Exercise aim:
Where the data below has the string "name", return the whole line.

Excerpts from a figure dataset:
--- START ---
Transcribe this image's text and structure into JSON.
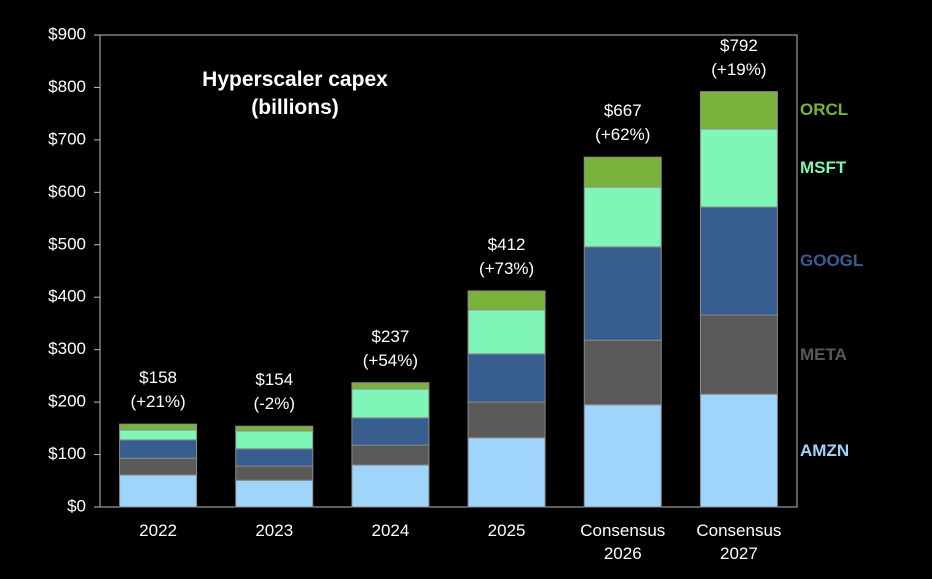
{
  "chart_data": {
    "type": "stacked_bar",
    "title": "Hyperscaler capex",
    "subtitle": "(billions)",
    "categories": [
      "2022",
      "2023",
      "2024",
      "2025",
      "Consensus 2026",
      "Consensus 2027"
    ],
    "series": [
      {
        "name": "AMZN",
        "color": "#9fd5fb",
        "values": [
          61,
          51,
          80,
          132,
          195,
          215
        ]
      },
      {
        "name": "META",
        "color": "#595959",
        "values": [
          32,
          27,
          38,
          68,
          123,
          151
        ]
      },
      {
        "name": "GOOGL",
        "color": "#375e8f",
        "values": [
          35,
          33,
          52,
          92,
          178,
          206
        ]
      },
      {
        "name": "MSFT",
        "color": "#7ff5b7",
        "values": [
          19,
          34,
          55,
          84,
          114,
          149
        ]
      },
      {
        "name": "ORCL",
        "color": "#7ab33c",
        "values": [
          11,
          9,
          12,
          36,
          57,
          71
        ]
      }
    ],
    "total_labels": [
      "$158",
      "$154",
      "$237",
      "$412",
      "$667",
      "$792"
    ],
    "growth_labels": [
      "(+21%)",
      "(-2%)",
      "(+54%)",
      "(+73%)",
      "(+62%)",
      "(+19%)"
    ],
    "ylim": [
      0,
      900
    ],
    "yticks": [
      {
        "value": 0,
        "label": "$0"
      },
      {
        "value": 100,
        "label": "$100"
      },
      {
        "value": 200,
        "label": "$200"
      },
      {
        "value": 300,
        "label": "$300"
      },
      {
        "value": 400,
        "label": "$400"
      },
      {
        "value": 500,
        "label": "$500"
      },
      {
        "value": 600,
        "label": "$600"
      },
      {
        "value": 700,
        "label": "$700"
      },
      {
        "value": 800,
        "label": "$800"
      },
      {
        "value": 900,
        "label": "$900"
      }
    ]
  }
}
--- END ---
Exercise result:
        "name": "AMZN",
        "name": "META",
        "name": "GOOGL",
        "name": "MSFT",
        "name": "ORCL",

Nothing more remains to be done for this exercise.